[A run of records]
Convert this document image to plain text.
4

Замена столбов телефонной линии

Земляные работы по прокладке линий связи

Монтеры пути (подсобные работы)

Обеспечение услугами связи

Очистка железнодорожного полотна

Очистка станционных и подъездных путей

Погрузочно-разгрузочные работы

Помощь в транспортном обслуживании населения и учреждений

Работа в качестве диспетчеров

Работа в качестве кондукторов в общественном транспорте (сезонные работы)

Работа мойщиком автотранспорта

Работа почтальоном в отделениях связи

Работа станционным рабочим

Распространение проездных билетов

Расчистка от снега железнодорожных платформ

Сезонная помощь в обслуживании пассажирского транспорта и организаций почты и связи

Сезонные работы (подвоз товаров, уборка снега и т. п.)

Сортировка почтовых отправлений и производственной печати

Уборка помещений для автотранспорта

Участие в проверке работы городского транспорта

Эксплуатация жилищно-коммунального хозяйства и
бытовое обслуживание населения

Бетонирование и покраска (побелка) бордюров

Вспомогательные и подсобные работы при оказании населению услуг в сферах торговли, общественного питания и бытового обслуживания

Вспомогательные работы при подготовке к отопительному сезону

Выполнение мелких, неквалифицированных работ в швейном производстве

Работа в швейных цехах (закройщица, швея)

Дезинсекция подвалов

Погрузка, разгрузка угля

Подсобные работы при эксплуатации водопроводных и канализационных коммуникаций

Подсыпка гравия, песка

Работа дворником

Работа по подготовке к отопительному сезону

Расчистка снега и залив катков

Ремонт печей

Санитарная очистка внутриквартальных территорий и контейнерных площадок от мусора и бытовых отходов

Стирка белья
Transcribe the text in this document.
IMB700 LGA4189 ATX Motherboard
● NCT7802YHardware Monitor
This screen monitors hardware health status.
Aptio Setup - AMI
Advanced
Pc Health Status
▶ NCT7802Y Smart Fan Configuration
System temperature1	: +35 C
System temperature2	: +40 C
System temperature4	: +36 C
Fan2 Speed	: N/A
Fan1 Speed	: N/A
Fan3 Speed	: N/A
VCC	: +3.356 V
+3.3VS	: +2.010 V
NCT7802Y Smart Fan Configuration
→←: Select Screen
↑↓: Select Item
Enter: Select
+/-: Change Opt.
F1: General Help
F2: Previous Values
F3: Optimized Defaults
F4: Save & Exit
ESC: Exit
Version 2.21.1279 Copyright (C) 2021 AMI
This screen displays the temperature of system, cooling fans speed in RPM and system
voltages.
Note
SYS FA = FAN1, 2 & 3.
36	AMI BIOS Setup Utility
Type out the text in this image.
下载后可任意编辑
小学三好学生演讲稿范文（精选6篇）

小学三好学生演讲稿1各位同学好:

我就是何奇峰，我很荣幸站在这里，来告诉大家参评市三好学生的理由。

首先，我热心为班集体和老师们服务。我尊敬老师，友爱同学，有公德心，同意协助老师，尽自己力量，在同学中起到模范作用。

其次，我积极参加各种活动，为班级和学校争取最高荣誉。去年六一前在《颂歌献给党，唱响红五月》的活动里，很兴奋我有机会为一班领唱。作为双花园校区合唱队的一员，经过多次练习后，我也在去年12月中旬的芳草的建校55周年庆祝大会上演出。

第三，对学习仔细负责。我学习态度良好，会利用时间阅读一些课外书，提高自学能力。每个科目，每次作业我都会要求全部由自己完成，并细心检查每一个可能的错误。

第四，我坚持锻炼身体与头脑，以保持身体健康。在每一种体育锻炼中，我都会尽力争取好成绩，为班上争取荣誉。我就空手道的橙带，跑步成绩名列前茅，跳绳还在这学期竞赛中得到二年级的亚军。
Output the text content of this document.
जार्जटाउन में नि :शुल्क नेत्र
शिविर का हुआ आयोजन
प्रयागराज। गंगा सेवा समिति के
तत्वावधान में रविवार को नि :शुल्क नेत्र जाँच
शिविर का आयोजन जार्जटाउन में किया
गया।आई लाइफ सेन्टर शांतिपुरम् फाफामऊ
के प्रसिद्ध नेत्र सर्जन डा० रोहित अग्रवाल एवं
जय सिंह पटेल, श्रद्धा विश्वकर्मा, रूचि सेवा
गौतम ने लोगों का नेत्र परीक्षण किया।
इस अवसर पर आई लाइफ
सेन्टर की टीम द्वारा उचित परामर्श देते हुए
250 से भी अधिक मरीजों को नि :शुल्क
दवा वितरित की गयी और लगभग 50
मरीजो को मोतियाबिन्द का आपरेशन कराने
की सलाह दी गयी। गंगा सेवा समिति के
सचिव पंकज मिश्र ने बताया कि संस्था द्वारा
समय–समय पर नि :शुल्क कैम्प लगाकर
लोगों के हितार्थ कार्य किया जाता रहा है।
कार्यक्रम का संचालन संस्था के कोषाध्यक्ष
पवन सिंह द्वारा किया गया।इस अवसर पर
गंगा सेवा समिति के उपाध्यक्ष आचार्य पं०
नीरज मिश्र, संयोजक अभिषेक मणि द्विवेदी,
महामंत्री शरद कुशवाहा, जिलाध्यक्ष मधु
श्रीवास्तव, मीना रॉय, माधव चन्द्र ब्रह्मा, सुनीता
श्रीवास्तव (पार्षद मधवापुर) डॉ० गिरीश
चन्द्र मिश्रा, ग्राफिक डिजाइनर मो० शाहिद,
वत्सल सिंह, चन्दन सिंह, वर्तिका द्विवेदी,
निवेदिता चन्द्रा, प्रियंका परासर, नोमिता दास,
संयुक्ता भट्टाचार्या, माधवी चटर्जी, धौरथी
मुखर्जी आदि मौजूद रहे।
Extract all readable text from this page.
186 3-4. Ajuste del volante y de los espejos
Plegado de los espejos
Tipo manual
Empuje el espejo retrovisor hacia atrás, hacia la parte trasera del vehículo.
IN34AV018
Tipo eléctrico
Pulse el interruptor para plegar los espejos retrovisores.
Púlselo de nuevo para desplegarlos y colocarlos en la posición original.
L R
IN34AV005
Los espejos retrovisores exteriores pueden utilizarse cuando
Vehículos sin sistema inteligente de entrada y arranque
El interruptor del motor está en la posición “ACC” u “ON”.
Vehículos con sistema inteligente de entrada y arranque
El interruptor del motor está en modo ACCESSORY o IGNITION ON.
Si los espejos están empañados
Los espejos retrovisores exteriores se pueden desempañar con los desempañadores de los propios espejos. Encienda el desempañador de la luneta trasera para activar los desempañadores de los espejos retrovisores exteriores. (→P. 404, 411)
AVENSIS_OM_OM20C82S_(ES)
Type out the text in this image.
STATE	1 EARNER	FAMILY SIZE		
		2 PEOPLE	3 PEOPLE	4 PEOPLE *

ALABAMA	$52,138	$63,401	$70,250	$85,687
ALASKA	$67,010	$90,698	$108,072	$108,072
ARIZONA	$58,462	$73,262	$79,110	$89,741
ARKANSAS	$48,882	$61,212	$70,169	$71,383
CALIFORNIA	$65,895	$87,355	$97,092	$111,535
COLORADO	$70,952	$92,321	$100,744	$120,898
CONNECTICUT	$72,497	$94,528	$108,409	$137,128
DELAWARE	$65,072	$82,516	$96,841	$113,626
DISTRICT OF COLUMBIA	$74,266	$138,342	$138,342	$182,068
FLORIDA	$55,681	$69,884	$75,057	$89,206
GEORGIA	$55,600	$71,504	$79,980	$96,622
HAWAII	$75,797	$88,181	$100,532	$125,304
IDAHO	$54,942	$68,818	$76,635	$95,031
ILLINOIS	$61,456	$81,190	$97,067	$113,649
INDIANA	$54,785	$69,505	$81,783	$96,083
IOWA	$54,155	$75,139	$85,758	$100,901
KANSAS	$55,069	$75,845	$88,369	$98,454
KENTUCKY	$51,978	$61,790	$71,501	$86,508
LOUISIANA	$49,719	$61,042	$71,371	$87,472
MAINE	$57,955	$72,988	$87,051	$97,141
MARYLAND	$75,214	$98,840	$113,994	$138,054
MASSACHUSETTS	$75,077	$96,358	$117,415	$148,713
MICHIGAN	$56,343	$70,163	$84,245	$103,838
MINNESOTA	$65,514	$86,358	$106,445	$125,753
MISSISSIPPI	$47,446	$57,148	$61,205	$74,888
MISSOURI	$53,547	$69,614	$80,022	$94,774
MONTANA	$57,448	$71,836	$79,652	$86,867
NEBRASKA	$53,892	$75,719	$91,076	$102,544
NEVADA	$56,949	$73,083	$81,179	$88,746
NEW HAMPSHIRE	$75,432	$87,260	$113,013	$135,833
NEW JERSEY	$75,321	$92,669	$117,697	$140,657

*Exercise goal:* Each line above that holds the string "arranque" should be copied and shown.

*Task result:*
Vehículos sin sistema inteligente de entrada y arranque
Vehículos con sistema inteligente de entrada y arranque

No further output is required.